> _DATA EXTRACT_
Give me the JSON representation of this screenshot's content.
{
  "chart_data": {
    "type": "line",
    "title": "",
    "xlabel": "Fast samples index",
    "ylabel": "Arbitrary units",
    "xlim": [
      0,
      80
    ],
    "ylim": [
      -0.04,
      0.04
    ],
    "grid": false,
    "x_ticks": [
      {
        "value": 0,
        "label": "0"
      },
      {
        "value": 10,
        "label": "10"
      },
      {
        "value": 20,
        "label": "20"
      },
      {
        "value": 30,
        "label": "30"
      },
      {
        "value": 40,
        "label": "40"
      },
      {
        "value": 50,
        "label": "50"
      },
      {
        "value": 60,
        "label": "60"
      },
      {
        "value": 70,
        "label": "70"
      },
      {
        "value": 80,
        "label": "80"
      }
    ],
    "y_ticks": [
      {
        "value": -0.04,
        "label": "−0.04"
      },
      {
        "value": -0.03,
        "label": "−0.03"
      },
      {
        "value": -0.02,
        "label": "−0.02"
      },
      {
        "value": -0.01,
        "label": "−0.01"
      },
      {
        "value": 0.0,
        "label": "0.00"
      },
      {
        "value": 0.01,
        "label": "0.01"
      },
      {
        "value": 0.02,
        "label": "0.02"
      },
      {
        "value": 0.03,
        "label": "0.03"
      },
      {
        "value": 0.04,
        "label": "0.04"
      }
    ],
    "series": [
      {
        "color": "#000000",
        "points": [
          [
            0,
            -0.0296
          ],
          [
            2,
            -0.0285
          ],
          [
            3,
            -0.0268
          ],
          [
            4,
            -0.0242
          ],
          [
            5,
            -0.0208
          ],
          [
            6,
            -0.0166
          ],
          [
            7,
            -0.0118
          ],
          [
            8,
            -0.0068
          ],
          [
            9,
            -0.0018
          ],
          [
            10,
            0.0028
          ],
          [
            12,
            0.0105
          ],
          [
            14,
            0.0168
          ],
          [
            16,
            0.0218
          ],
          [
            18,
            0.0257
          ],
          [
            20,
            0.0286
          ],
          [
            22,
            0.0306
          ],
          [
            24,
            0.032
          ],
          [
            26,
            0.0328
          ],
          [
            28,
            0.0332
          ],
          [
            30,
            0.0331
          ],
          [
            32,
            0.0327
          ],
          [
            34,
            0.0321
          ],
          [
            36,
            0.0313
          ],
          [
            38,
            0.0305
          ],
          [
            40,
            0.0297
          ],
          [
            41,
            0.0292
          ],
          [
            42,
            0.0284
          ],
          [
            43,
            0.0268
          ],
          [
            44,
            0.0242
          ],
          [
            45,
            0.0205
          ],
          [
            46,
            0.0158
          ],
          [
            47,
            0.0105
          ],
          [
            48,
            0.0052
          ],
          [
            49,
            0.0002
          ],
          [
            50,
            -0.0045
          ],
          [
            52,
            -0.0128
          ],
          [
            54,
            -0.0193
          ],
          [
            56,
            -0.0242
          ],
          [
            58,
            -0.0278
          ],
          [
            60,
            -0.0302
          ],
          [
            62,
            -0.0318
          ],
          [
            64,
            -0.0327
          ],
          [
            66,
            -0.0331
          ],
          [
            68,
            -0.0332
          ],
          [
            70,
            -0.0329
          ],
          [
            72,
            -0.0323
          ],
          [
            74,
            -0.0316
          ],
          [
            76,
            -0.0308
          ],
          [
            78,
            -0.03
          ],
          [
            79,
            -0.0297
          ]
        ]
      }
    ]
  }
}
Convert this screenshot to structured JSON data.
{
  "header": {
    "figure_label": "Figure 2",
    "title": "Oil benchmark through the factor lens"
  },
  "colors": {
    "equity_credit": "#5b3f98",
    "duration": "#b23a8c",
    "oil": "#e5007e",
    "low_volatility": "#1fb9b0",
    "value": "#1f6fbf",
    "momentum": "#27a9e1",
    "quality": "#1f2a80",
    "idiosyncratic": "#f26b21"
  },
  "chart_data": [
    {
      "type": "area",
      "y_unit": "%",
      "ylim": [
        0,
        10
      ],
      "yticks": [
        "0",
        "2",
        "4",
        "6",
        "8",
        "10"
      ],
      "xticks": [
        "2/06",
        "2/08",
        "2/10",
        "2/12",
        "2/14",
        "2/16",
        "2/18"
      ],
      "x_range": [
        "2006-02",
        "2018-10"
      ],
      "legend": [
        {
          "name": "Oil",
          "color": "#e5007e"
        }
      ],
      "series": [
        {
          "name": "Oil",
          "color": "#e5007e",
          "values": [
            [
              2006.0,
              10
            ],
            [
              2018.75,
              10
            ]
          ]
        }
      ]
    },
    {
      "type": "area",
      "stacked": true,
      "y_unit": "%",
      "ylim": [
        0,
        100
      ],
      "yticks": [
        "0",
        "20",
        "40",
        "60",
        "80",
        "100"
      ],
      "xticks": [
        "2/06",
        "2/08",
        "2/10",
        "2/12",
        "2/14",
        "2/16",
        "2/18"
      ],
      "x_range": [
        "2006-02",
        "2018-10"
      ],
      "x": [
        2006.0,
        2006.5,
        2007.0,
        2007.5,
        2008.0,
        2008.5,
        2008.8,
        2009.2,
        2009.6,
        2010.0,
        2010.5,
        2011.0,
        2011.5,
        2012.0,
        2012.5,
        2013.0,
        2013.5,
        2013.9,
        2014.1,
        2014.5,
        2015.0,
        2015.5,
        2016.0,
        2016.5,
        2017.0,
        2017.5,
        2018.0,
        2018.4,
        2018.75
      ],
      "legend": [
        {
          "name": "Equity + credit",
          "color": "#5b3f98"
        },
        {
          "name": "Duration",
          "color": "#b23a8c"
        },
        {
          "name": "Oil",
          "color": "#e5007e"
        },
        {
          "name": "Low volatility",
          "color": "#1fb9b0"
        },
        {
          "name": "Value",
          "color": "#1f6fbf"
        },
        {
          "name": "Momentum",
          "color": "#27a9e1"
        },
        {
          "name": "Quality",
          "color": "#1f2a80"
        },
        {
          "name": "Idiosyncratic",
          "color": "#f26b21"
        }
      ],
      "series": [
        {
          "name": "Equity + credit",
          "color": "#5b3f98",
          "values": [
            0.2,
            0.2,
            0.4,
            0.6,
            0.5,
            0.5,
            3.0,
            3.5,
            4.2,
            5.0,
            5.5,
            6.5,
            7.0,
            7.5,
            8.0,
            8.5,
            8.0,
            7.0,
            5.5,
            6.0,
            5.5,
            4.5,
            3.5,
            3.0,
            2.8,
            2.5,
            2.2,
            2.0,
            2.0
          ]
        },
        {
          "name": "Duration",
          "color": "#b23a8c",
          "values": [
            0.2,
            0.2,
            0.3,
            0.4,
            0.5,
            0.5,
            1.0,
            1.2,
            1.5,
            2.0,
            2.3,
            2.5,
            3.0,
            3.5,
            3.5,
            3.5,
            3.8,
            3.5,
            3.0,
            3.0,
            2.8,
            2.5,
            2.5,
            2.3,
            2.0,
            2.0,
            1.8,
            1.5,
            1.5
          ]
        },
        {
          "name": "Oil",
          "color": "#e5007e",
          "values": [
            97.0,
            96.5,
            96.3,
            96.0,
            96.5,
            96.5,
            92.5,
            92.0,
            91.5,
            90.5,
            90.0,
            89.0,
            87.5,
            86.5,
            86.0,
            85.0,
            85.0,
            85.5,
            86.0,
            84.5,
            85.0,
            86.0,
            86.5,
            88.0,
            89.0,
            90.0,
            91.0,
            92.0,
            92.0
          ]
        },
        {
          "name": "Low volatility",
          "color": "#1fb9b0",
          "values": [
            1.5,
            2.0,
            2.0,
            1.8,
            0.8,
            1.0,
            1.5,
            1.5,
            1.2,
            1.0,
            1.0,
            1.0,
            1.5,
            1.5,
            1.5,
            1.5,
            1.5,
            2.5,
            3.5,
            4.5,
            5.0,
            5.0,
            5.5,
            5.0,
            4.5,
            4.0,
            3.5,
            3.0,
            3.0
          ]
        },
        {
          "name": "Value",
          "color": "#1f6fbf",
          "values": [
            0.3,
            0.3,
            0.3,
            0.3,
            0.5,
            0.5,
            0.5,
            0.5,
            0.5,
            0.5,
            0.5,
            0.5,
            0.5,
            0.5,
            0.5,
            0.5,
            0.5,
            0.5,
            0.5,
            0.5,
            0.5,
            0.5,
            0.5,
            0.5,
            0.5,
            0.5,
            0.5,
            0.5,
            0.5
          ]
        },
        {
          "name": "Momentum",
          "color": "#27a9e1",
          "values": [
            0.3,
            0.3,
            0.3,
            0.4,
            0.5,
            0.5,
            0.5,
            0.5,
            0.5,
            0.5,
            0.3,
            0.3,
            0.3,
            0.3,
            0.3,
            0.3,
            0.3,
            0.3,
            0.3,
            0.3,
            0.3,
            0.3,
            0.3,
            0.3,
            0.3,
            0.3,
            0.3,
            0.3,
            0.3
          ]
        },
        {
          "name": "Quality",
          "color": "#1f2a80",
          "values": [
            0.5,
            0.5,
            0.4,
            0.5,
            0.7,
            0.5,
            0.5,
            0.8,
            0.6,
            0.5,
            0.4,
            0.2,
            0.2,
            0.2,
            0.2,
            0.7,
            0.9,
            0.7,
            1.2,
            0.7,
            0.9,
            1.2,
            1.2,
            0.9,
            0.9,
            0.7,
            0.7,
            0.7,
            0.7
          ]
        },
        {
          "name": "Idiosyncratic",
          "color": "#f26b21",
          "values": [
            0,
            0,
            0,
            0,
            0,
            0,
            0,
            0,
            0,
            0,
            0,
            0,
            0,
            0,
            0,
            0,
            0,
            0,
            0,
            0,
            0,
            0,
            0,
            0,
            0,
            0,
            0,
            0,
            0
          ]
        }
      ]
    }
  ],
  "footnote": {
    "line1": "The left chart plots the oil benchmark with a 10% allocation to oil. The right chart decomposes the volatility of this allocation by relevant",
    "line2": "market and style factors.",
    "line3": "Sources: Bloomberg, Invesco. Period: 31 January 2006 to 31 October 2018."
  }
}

> _STATED PROBLEM_
Of the lines in the material, how many contain the word "benchmark"? Reply with the number and nothing else.

> _REPLY_
2